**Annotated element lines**
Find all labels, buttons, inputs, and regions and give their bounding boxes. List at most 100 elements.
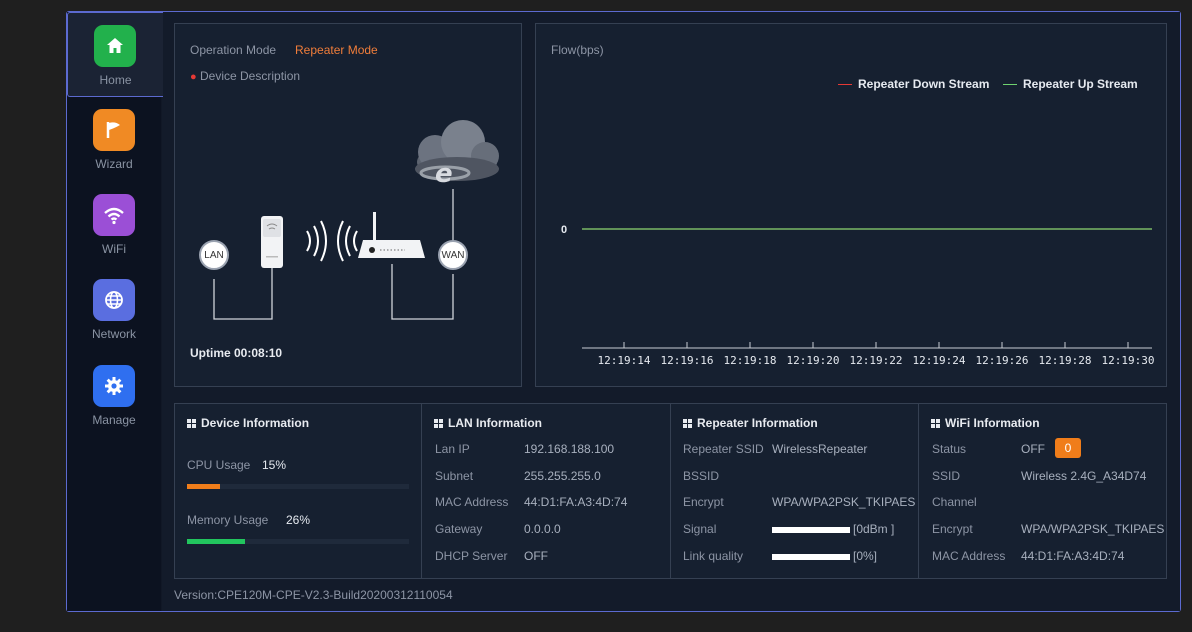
wifi-status-value: OFF bbox=[1021, 442, 1045, 456]
home-icon bbox=[94, 25, 136, 67]
network-topology-diagram: e bbox=[213, 120, 499, 320]
wifi-encrypt-value: WPA/WPA2PSK_TKIPAES bbox=[1021, 522, 1165, 536]
operation-mode-label: Operation Mode bbox=[190, 43, 277, 57]
subnet-value: 255.255.255.0 bbox=[524, 469, 601, 483]
lan-info-title: LAN Information bbox=[434, 416, 542, 430]
sidebar-item-manage[interactable]: Manage bbox=[67, 353, 161, 438]
link-quality-value: [0%] bbox=[853, 549, 878, 563]
location-pin-icon: ● bbox=[190, 71, 197, 83]
bssid-label: BSSID bbox=[683, 469, 720, 483]
x-tick-label: 12:19:18 bbox=[724, 354, 777, 367]
signal-label: Signal bbox=[683, 522, 717, 536]
memory-usage-bar-fill bbox=[187, 539, 245, 544]
x-tick-label: 12:19:14 bbox=[598, 354, 651, 367]
sidebar-item-wifi[interactable]: WiFi bbox=[67, 182, 161, 267]
flow-chart-plot: 0 12:19:14 12:19:16 12:19:18 12:19:20 12:19:2… bbox=[561, 224, 1155, 367]
sidebar-item-label: Home bbox=[99, 73, 132, 87]
x-tick-label: 12:19:26 bbox=[976, 354, 1029, 367]
lan-info-title-text: LAN Information bbox=[448, 416, 542, 430]
repeater-encrypt-label: Encrypt bbox=[683, 495, 724, 509]
sidebar-item-wizard[interactable]: Wizard bbox=[67, 97, 161, 182]
dhcp-server-value: OFF bbox=[524, 549, 548, 563]
sidebar-item-label: WiFi bbox=[102, 242, 126, 256]
device-info-title-text: Device Information bbox=[201, 416, 310, 430]
x-tick-label: 12:19:24 bbox=[913, 354, 966, 367]
router-icon bbox=[358, 212, 425, 258]
memory-usage-value: 26% bbox=[286, 513, 311, 527]
flow-chart-panel: Flow(bps) Repeater Down Stream Repeater … bbox=[535, 23, 1167, 387]
repeater-info-title: Repeater Information bbox=[683, 416, 818, 430]
sidebar: Home Wizard WiFi Network Manage bbox=[67, 12, 163, 611]
cpe-device-icon bbox=[261, 216, 283, 268]
device-description-label: Device Description bbox=[200, 69, 301, 83]
wifi-ssid-label: SSID bbox=[932, 469, 961, 483]
x-tick-label: 12:19:20 bbox=[787, 354, 840, 367]
dhcp-server-label: DHCP Server bbox=[435, 549, 508, 563]
wifi-info-title-text: WiFi Information bbox=[945, 416, 1040, 430]
signal-bar bbox=[772, 527, 850, 533]
signal-waves-icon bbox=[306, 220, 358, 262]
sidebar-item-label: Wizard bbox=[95, 157, 133, 171]
globe-icon bbox=[93, 279, 135, 321]
wifi-mac-label: MAC Address bbox=[932, 549, 1006, 563]
wifi-status-label: Status bbox=[932, 442, 967, 456]
wifi-ssid-value: Wireless 2.4G_A34D74 bbox=[1021, 469, 1147, 483]
repeater-ssid-value: WirelessRepeater bbox=[772, 442, 868, 456]
flag-icon bbox=[93, 109, 135, 151]
sidebar-item-home[interactable]: Home bbox=[67, 12, 163, 97]
subnet-label: Subnet bbox=[435, 469, 474, 483]
internet-cloud-icon: e bbox=[415, 120, 499, 189]
x-tick-label: 12:19:30 bbox=[1102, 354, 1155, 367]
info-panel: Device Information CPU Usage 15% Memory … bbox=[174, 403, 1167, 579]
operation-mode-value: Repeater Mode bbox=[295, 43, 378, 57]
signal-value: [0dBm ] bbox=[853, 522, 895, 536]
x-tick-label: 12:19:22 bbox=[850, 354, 903, 367]
wifi-info-title: WiFi Information bbox=[931, 416, 1040, 430]
x-tick-label: 12:19:28 bbox=[1039, 354, 1092, 367]
wifi-icon bbox=[93, 194, 135, 236]
gateway-value: 0.0.0.0 bbox=[524, 522, 561, 536]
grid-icon bbox=[187, 419, 196, 428]
lan-label: LAN bbox=[204, 249, 224, 261]
lan-port-icon: LAN bbox=[199, 240, 229, 270]
divider bbox=[421, 404, 422, 578]
lan-ip-value: 192.168.188.100 bbox=[524, 442, 615, 456]
memory-usage-bar bbox=[187, 539, 409, 544]
link-quality-label: Link quality bbox=[683, 549, 744, 563]
cpu-usage-bar bbox=[187, 484, 409, 489]
cpu-usage-label: CPU Usage bbox=[187, 458, 251, 472]
gateway-label: Gateway bbox=[435, 522, 483, 536]
wifi-channel-label: Channel bbox=[932, 495, 977, 509]
uptime-text: Uptime 00:08:10 bbox=[190, 346, 283, 360]
repeater-ssid-label: Repeater SSID bbox=[683, 442, 764, 456]
x-tick-label: 12:19:16 bbox=[661, 354, 714, 367]
grid-icon bbox=[931, 419, 940, 428]
wan-label: WAN bbox=[441, 249, 465, 261]
divider bbox=[918, 404, 919, 578]
main-content: Operation Mode Repeater Mode ● Device De… bbox=[162, 12, 1180, 611]
wifi-encrypt-label: Encrypt bbox=[932, 522, 973, 536]
repeater-info-title-text: Repeater Information bbox=[697, 416, 818, 430]
cpu-usage-value: 15% bbox=[262, 458, 287, 472]
y-tick-label: 0 bbox=[561, 224, 567, 236]
repeater-encrypt-value: WPA/WPA2PSK_TKIPAES bbox=[772, 495, 916, 509]
device-info-title: Device Information bbox=[187, 416, 309, 430]
wifi-status-badge: 0 bbox=[1055, 438, 1081, 458]
wifi-mac-value: 44:D1:FA:A3:4D:74 bbox=[1021, 549, 1125, 563]
sidebar-item-network[interactable]: Network bbox=[67, 267, 161, 352]
firmware-version: Version:CPE120M-CPE-V2.3-Build2020031211… bbox=[174, 588, 453, 602]
sidebar-item-label: Manage bbox=[92, 413, 136, 427]
memory-usage-label: Memory Usage bbox=[187, 513, 269, 527]
device-description-link[interactable]: ● Device Description bbox=[190, 69, 300, 83]
cpu-usage-bar-fill bbox=[187, 484, 221, 489]
lan-mac-value: 44:D1:FA:A3:4D:74 bbox=[524, 495, 628, 509]
gear-icon bbox=[93, 365, 135, 407]
link-quality-bar bbox=[772, 554, 850, 560]
lan-ip-label: Lan IP bbox=[435, 442, 470, 456]
sidebar-item-label: Network bbox=[91, 327, 136, 341]
svg-text:e: e bbox=[435, 159, 453, 189]
lan-mac-label: MAC Address bbox=[435, 495, 509, 509]
grid-icon bbox=[434, 419, 443, 428]
wan-port-icon: WAN bbox=[438, 240, 468, 270]
overview-panel: Operation Mode Repeater Mode ● Device De… bbox=[174, 23, 522, 387]
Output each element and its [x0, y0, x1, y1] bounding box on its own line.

**INSTRUCTIONS TO FOLLOW**
Please copy out every line above word for word, omitting the pictures.

**TASK SOLUTION**
Find all labels, buttons, inputs, and regions and give their bounding boxes. List at most 100 elements.
wifi-status-value: OFF bbox=[1021, 442, 1045, 456]
home-icon bbox=[94, 25, 136, 67]
network-topology-diagram: e bbox=[213, 120, 499, 320]
wifi-encrypt-value: WPA/WPA2PSK_TKIPAES bbox=[1021, 522, 1165, 536]
operation-mode-label: Operation Mode bbox=[190, 43, 277, 57]
subnet-value: 255.255.255.0 bbox=[524, 469, 601, 483]
lan-info-title: LAN Information bbox=[434, 416, 542, 430]
sidebar-item-manage[interactable]: Manage bbox=[67, 353, 161, 438]
link-quality-value: [0%] bbox=[853, 549, 878, 563]
location-pin-icon: ● bbox=[190, 71, 197, 83]
bssid-label: BSSID bbox=[683, 469, 720, 483]
x-tick-label: 12:19:18 bbox=[724, 354, 777, 367]
signal-label: Signal bbox=[683, 522, 717, 536]
memory-usage-bar-fill bbox=[187, 539, 245, 544]
x-tick-label: 12:19:14 bbox=[598, 354, 651, 367]
sidebar-item-wifi[interactable]: WiFi bbox=[67, 182, 161, 267]
flow-chart-plot: 0 12:19:14 12:19:16 12:19:18 12:19:20 12:19:2… bbox=[561, 224, 1155, 367]
sidebar-item-label: Home bbox=[99, 73, 132, 87]
x-tick-label: 12:19:26 bbox=[976, 354, 1029, 367]
lan-info-title-text: LAN Information bbox=[448, 416, 542, 430]
repeater-encrypt-label: Encrypt bbox=[683, 495, 724, 509]
sidebar-item-wizard[interactable]: Wizard bbox=[67, 97, 161, 182]
dhcp-server-value: OFF bbox=[524, 549, 548, 563]
sidebar-item-label: WiFi bbox=[102, 242, 126, 256]
device-info-title-text: Device Information bbox=[201, 416, 310, 430]
x-tick-label: 12:19:24 bbox=[913, 354, 966, 367]
router-icon bbox=[358, 212, 425, 258]
memory-usage-value: 26% bbox=[286, 513, 311, 527]
flow-chart-panel: Flow(bps) Repeater Down Stream Repeater … bbox=[535, 23, 1167, 387]
repeater-info-title: Repeater Information bbox=[683, 416, 818, 430]
sidebar: Home Wizard WiFi Network Manage bbox=[67, 12, 163, 611]
cpe-device-icon bbox=[261, 216, 283, 268]
device-description-label: Device Description bbox=[200, 69, 301, 83]
wifi-ssid-label: SSID bbox=[932, 469, 961, 483]
x-tick-label: 12:19:20 bbox=[787, 354, 840, 367]
dhcp-server-label: DHCP Server bbox=[435, 549, 508, 563]
wifi-info-title-text: WiFi Information bbox=[945, 416, 1040, 430]
signal-bar bbox=[772, 527, 850, 533]
signal-waves-icon bbox=[306, 220, 358, 262]
sidebar-item-label: Wizard bbox=[95, 157, 133, 171]
globe-icon bbox=[93, 279, 135, 321]
wifi-mac-label: MAC Address bbox=[932, 549, 1006, 563]
wifi-status-label: Status bbox=[932, 442, 967, 456]
wifi-ssid-value: Wireless 2.4G_A34D74 bbox=[1021, 469, 1147, 483]
repeater-ssid-value: WirelessRepeater bbox=[772, 442, 868, 456]
flag-icon bbox=[93, 109, 135, 151]
sidebar-item-home[interactable]: Home bbox=[67, 12, 163, 97]
subnet-label: Subnet bbox=[435, 469, 474, 483]
internet-cloud-icon: e bbox=[415, 120, 499, 189]
x-tick-label: 12:19:30 bbox=[1102, 354, 1155, 367]
info-panel: Device Information CPU Usage 15% Memory … bbox=[174, 403, 1167, 579]
operation-mode-value: Repeater Mode bbox=[295, 43, 378, 57]
signal-value: [0dBm ] bbox=[853, 522, 895, 536]
x-tick-label: 12:19:22 bbox=[850, 354, 903, 367]
wifi-info-title: WiFi Information bbox=[931, 416, 1040, 430]
x-tick-label: 12:19:28 bbox=[1039, 354, 1092, 367]
wifi-icon bbox=[93, 194, 135, 236]
gateway-value: 0.0.0.0 bbox=[524, 522, 561, 536]
grid-icon bbox=[187, 419, 196, 428]
lan-label: LAN bbox=[204, 249, 224, 261]
lan-port-icon: LAN bbox=[199, 240, 229, 270]
divider bbox=[421, 404, 422, 578]
lan-ip-value: 192.168.188.100 bbox=[524, 442, 615, 456]
memory-usage-bar bbox=[187, 539, 409, 544]
link-quality-label: Link quality bbox=[683, 549, 744, 563]
cpu-usage-bar bbox=[187, 484, 409, 489]
cpu-usage-label: CPU Usage bbox=[187, 458, 251, 472]
gateway-label: Gateway bbox=[435, 522, 483, 536]
wifi-channel-label: Channel bbox=[932, 495, 977, 509]
uptime-text: Uptime 00:08:10 bbox=[190, 346, 283, 360]
repeater-ssid-label: Repeater SSID bbox=[683, 442, 764, 456]
x-tick-label: 12:19:16 bbox=[661, 354, 714, 367]
grid-icon bbox=[931, 419, 940, 428]
wan-label: WAN bbox=[441, 249, 465, 261]
divider bbox=[918, 404, 919, 578]
main-content: Operation Mode Repeater Mode ● Device De… bbox=[162, 12, 1180, 611]
wifi-encrypt-label: Encrypt bbox=[932, 522, 973, 536]
repeater-info-title-text: Repeater Information bbox=[697, 416, 818, 430]
cpu-usage-value: 15% bbox=[262, 458, 287, 472]
y-tick-label: 0 bbox=[561, 224, 567, 236]
repeater-encrypt-value: WPA/WPA2PSK_TKIPAES bbox=[772, 495, 916, 509]
device-info-title: Device Information bbox=[187, 416, 309, 430]
wifi-status-badge: 0 bbox=[1055, 438, 1081, 458]
wifi-mac-value: 44:D1:FA:A3:4D:74 bbox=[1021, 549, 1125, 563]
sidebar-item-network[interactable]: Network bbox=[67, 267, 161, 352]
firmware-version: Version:CPE120M-CPE-V2.3-Build2020031211… bbox=[174, 588, 453, 602]
sidebar-item-label: Manage bbox=[92, 413, 136, 427]
memory-usage-label: Memory Usage bbox=[187, 513, 269, 527]
device-description-link[interactable]: ● Device Description bbox=[190, 69, 300, 83]
cpu-usage-bar-fill bbox=[187, 484, 221, 489]
lan-mac-value: 44:D1:FA:A3:4D:74 bbox=[524, 495, 628, 509]
gear-icon bbox=[93, 365, 135, 407]
link-quality-bar bbox=[772, 554, 850, 560]
lan-ip-label: Lan IP bbox=[435, 442, 470, 456]
sidebar-item-label: Network bbox=[91, 327, 136, 341]
svg-text:e: e bbox=[435, 159, 453, 189]
lan-mac-label: MAC Address bbox=[435, 495, 509, 509]
grid-icon bbox=[434, 419, 443, 428]
wan-port-icon: WAN bbox=[438, 240, 468, 270]
overview-panel: Operation Mode Repeater Mode ● Device De… bbox=[174, 23, 522, 387]
Output each element and its [x0, y0, x1, y1] bounding box on its own line.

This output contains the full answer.